→ PASSAGE SHOWN
########################################

11. In our opinion, it is not possible to accede to Mr. Mukherjee's prayer. The finding in substance is that the Advocate had no intention to misappropriate the money at any time and did nothing towards misappropriation, either by way of concealing the receipt of the amount, or by way of fraudulent conversion thereof, but still he, being an advocate for certain parties and having withdrawn some money on their behalf, applied it to his own use without their permission, though always acknowledging his liability and asking for time to pay up the amount. While such conduct does not establish criminal intention, or moral turpitude in the ordinary sense, it still constitutes a lapse from that standard of absolute integrity to which the professional conduct of an Advocate must always conform and from which no inducement, or pressure of circumstances, must ever be allowed to deflect him. In relation to his clients, an Advocate bears the burden of heavy trust reposed in him on the faith of his being a member of an honourable profession. It is not enough for him not to abuse that trust ultimately, but he is required, by all the traditions of the profession which he has inherited, not to abuse it at any time, or to exploit it even temporarily for his personal advantage, for, by so doing he proves himself to be unfit to be depended on by his clients without reserve and to be incapable of acting in conformity with the standards which the profession and the public expect of him. An Advocate who takes liberties with moneys which he holds in his hands on behalf of his clients for whatever reason he may do so, fails in keeping to the standard of conduct which he is bound to observe.
12. An Advocate practising the law is under, a triple obligation,-an obligation to his clients to be faithful to them unto the last, an obligation to the profession not to besmirch its name, or injure its credit by anything done by him, and an obligation to the Court to be and to remain a dependable part of the machinery through which justice is administered. The clients are entitled to be protected from an Advocate who is likely to betray them; the profession cannot afford to have a member who fails in keeping to the required standard of conduct; and the Court cannot overlook breaches of professional faith. Where liberty has been taken by an Advocate with money belonging to his clients, absence of an intention to misappropriate may be a good answer to a criminal charge, but it is no answer to a charge of professional misconduct. It is, therefore, not possible to overlook the misconduct of the Advocate in this case altogether and accede to the extreme prayer of Mr. Mukherjee.

########################################

→ RECORDS SHOWN
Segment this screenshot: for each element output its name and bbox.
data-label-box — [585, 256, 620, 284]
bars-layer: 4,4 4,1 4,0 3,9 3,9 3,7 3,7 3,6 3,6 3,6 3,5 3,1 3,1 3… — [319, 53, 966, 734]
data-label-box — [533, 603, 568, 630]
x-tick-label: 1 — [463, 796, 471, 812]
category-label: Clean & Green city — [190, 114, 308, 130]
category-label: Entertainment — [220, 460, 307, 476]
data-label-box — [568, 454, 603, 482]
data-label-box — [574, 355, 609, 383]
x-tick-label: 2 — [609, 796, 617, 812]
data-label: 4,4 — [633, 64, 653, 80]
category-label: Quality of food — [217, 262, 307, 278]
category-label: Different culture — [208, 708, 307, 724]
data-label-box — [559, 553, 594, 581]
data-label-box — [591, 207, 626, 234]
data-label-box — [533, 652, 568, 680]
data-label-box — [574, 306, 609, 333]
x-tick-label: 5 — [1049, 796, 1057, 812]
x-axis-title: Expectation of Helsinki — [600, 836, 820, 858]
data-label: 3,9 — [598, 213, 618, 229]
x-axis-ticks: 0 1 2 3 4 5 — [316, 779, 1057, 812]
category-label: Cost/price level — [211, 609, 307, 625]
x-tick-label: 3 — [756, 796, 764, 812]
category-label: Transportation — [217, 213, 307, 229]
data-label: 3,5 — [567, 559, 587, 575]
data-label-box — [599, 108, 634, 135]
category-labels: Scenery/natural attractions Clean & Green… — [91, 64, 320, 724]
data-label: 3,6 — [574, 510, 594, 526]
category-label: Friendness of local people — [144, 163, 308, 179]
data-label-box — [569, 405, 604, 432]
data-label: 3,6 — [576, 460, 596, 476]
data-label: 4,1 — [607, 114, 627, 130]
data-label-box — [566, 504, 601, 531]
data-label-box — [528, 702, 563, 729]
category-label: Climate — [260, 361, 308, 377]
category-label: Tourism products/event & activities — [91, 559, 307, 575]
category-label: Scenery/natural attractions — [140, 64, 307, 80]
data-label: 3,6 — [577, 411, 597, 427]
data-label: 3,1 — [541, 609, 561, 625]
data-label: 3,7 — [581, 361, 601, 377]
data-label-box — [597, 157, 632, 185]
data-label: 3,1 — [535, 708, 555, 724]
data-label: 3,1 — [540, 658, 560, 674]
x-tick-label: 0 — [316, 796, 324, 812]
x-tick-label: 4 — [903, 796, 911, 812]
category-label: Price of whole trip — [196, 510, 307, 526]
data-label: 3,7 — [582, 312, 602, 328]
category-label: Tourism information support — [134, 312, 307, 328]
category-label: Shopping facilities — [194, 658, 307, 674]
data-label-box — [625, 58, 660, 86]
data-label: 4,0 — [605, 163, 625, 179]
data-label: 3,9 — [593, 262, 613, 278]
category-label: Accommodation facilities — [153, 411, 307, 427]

########################################

→ THE EXERCISE
Extend the passage on the advocate's misuse of client money, picking up after its last sentence.

→ EXERCISE OUTPUT
13. But it is only right to recognise that there are degrees of misconduct. While there can be no compromise with breaches of professional faith and while such breaches, whenever they occur, must always be punished, the punishment must in justice be adjusted to the needs of the case. In the present case, both the criminal Court and the Tribunal of the Bar Council have acquitted the Advocate of any criminal intention. The Tribunal has believed his story and has only held that when confronted by his divided duty towards his clients and his relatives in distress he failed to make the better choice and his lapse or misconduct was not worse than that he failed to realise what his primary duty was. It may be added that he appears to be a comparatively young man, having been enrolled, as I have already stated, on January 2, 1948, and in those circumstances we are prepared to lean in his favour as far as it is possible for us to do.
14. Section 10(1) of the Indian Bar Councils Act, 1926, provides that the High Court may reprimand, suspend or remove from practice any Advocate of the High Court whom it finds guilty of professional or other, misconduct. In our opinion, the ends of justice in this case will be met if we do no more than reprimand the Advocate.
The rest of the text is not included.